◆ **TASK**
Show all lines from the listing below that contain "JSON".

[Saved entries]
□ □ □ □
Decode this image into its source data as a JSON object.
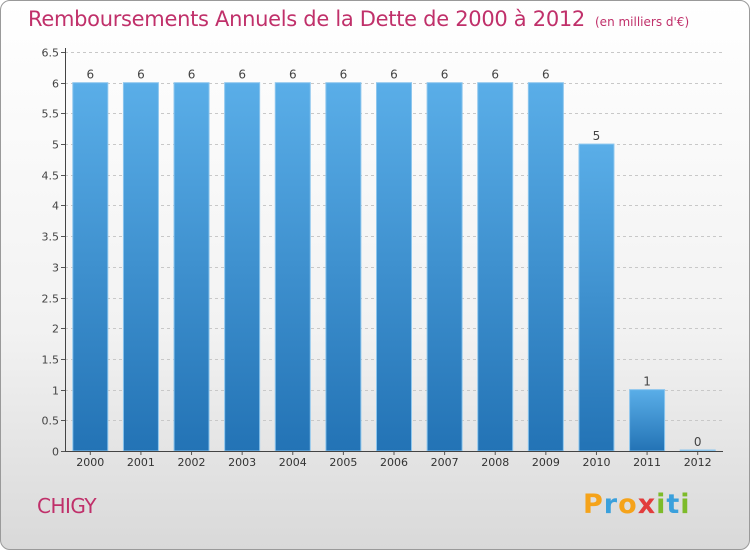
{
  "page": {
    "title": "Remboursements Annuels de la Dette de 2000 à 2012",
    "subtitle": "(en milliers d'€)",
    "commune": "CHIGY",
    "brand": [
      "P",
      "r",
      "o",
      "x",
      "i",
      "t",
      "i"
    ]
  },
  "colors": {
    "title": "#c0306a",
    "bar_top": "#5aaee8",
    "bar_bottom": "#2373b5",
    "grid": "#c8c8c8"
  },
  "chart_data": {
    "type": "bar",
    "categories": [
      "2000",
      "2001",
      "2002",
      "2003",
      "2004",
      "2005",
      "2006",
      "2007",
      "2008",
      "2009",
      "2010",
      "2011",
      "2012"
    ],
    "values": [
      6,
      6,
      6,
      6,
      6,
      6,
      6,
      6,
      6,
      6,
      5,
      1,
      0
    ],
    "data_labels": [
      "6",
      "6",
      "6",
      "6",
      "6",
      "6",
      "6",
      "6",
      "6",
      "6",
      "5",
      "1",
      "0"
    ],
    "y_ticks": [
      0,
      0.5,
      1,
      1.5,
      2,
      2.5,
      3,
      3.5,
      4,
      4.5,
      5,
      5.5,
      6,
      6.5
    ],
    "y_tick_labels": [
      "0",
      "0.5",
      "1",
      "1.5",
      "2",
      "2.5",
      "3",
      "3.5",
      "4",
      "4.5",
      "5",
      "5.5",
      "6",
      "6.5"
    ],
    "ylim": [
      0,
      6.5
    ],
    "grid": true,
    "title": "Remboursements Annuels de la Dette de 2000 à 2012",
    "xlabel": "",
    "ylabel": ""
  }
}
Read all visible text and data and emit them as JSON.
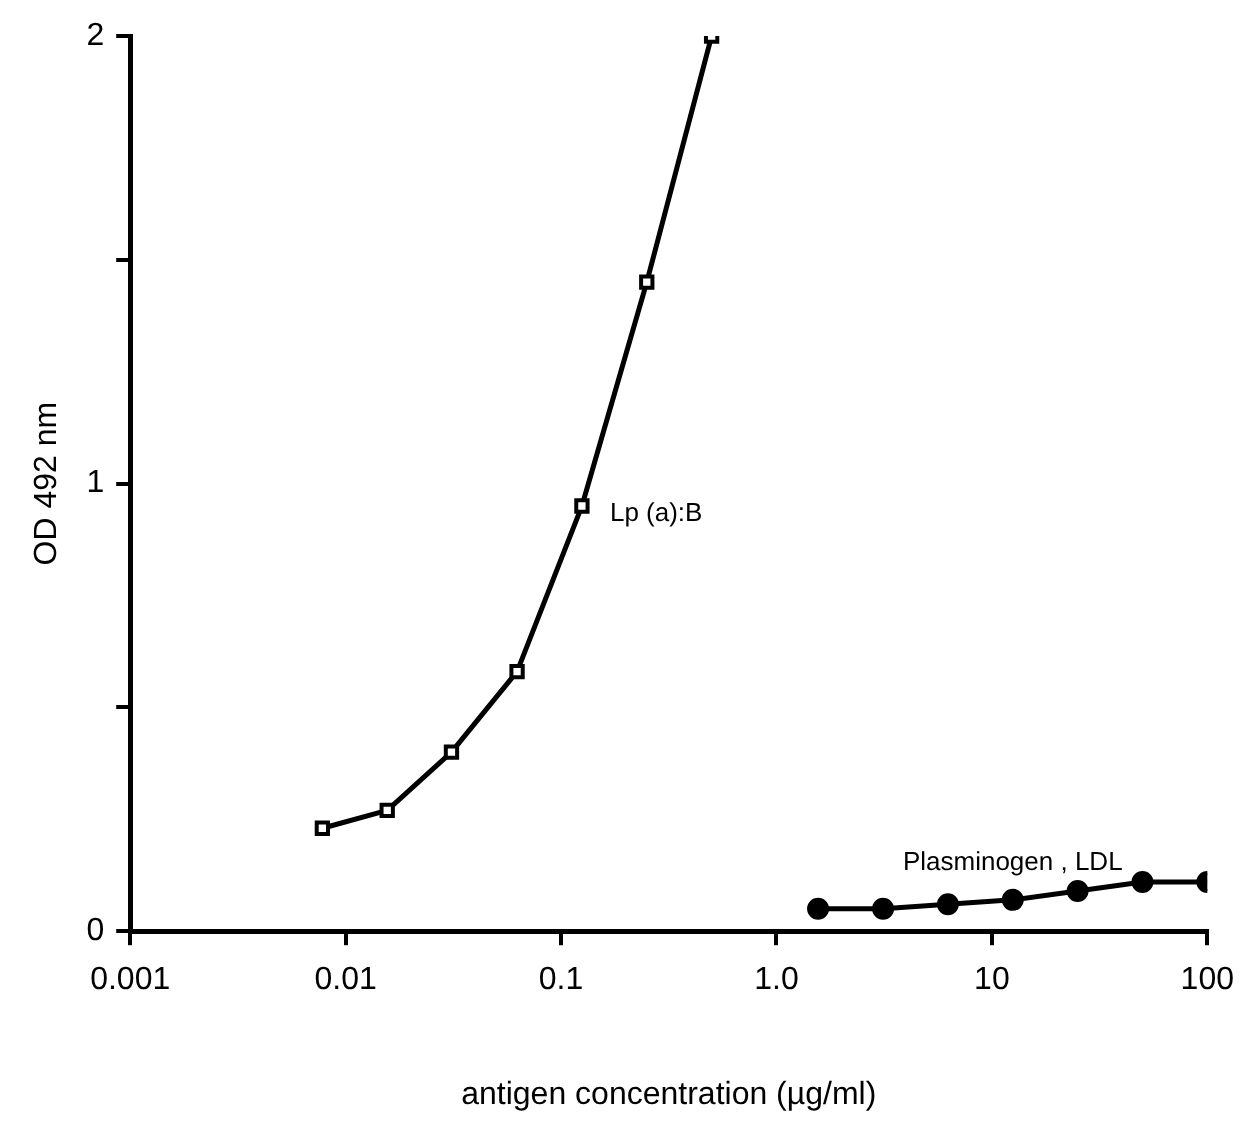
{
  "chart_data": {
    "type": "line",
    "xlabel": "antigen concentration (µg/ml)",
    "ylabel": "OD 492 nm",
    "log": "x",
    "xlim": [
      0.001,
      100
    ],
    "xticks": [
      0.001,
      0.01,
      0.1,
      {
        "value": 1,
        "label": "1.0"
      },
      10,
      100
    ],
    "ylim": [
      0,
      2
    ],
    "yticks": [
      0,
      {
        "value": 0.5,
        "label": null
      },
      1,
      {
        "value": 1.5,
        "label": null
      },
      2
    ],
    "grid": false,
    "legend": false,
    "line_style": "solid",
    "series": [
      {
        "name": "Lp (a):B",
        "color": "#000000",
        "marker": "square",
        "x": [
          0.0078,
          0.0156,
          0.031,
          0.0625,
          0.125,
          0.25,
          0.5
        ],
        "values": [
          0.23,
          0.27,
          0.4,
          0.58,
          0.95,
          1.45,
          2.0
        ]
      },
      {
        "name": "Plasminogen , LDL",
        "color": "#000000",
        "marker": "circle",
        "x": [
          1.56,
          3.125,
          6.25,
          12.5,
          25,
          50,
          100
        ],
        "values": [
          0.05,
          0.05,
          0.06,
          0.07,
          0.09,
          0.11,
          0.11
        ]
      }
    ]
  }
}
□ □ □ □
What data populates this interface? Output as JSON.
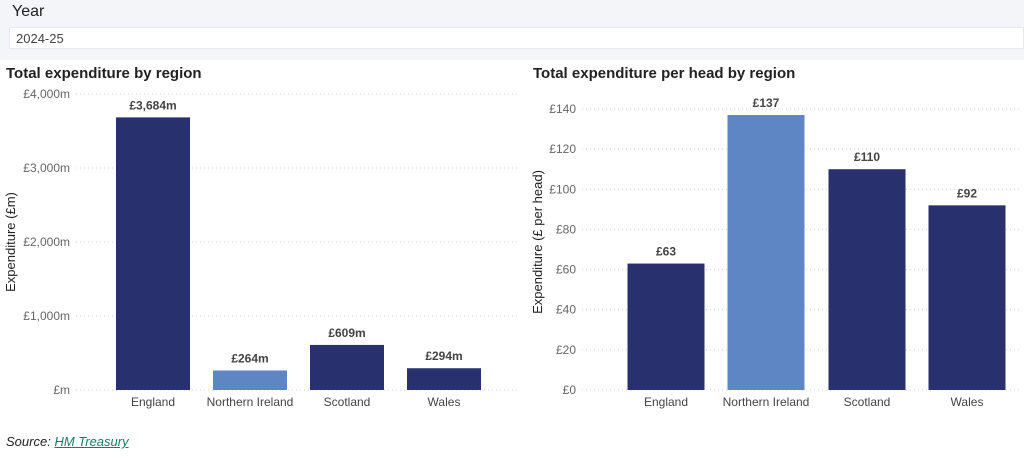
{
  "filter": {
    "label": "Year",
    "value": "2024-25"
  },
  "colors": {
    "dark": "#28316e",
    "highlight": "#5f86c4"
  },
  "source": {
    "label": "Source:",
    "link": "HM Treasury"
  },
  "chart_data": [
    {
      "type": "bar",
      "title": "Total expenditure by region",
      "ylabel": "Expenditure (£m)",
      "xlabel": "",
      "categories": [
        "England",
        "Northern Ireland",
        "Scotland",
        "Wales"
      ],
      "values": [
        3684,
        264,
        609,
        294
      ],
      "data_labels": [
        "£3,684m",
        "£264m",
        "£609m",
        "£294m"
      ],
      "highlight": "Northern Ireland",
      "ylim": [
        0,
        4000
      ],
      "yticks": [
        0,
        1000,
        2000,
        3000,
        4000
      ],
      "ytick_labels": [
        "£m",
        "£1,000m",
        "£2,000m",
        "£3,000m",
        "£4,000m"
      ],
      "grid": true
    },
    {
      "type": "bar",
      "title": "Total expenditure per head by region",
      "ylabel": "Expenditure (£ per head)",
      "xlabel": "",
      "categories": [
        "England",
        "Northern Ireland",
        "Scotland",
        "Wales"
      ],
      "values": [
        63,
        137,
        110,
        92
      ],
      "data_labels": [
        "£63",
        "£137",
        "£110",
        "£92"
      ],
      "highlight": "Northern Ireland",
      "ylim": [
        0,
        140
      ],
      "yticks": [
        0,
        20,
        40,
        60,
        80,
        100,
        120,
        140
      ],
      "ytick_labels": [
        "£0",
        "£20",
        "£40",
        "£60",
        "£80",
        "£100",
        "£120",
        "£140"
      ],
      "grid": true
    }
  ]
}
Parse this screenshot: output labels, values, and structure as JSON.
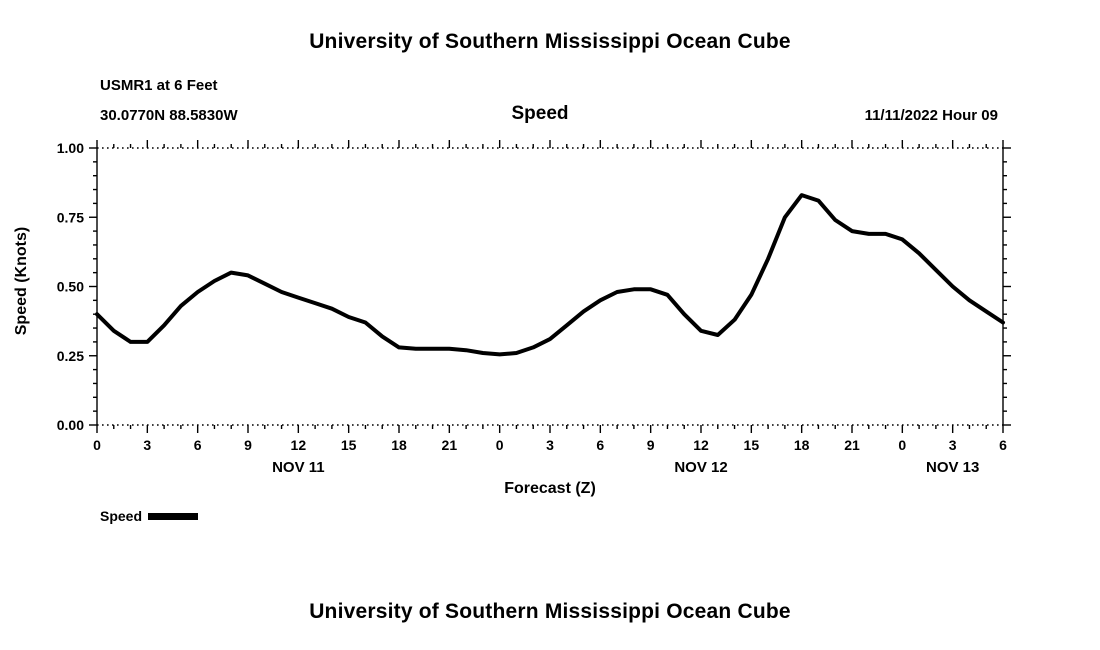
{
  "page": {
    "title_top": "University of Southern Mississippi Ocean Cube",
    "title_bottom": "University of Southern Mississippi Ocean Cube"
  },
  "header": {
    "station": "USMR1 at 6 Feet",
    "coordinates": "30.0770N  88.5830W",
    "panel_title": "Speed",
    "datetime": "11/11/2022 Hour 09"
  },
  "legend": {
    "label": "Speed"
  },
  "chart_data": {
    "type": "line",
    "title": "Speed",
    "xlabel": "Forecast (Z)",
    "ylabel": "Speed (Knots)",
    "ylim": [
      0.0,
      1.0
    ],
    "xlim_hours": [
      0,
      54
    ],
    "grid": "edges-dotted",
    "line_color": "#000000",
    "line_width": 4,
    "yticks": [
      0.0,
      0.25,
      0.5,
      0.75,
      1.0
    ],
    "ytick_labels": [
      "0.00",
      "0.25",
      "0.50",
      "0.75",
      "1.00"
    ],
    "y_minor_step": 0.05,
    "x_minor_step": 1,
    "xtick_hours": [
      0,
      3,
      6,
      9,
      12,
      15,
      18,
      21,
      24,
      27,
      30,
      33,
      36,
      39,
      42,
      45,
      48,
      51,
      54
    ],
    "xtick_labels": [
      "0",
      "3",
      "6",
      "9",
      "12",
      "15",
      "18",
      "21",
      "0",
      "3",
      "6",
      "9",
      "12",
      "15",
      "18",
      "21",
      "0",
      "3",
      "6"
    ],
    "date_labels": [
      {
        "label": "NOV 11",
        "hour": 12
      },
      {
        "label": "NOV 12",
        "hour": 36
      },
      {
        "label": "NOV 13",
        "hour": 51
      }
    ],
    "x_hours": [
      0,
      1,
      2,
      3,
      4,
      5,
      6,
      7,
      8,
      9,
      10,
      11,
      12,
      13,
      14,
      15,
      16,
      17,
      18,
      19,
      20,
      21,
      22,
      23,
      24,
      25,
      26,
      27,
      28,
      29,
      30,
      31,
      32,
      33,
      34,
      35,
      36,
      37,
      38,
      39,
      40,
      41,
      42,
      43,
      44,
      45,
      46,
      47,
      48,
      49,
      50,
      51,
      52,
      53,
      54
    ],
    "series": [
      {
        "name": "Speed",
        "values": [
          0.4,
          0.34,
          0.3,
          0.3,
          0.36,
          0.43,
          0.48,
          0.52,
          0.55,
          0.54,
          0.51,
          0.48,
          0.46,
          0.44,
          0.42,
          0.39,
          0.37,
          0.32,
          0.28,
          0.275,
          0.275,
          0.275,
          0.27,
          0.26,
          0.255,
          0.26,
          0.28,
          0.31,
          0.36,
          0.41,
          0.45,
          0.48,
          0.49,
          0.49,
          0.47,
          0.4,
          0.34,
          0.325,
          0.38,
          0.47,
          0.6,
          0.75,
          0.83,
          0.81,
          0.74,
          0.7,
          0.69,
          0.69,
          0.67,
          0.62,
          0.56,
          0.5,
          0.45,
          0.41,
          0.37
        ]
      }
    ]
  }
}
□ □ □ □
◆ **FINISHED EXERCISE**
Decode this image into its source data as a JSON object.
Read all visible text and data and emit them as JSON.
What data populates this interface? Output as JSON.
Parse this screenshot: output labels, values, and structure as JSON.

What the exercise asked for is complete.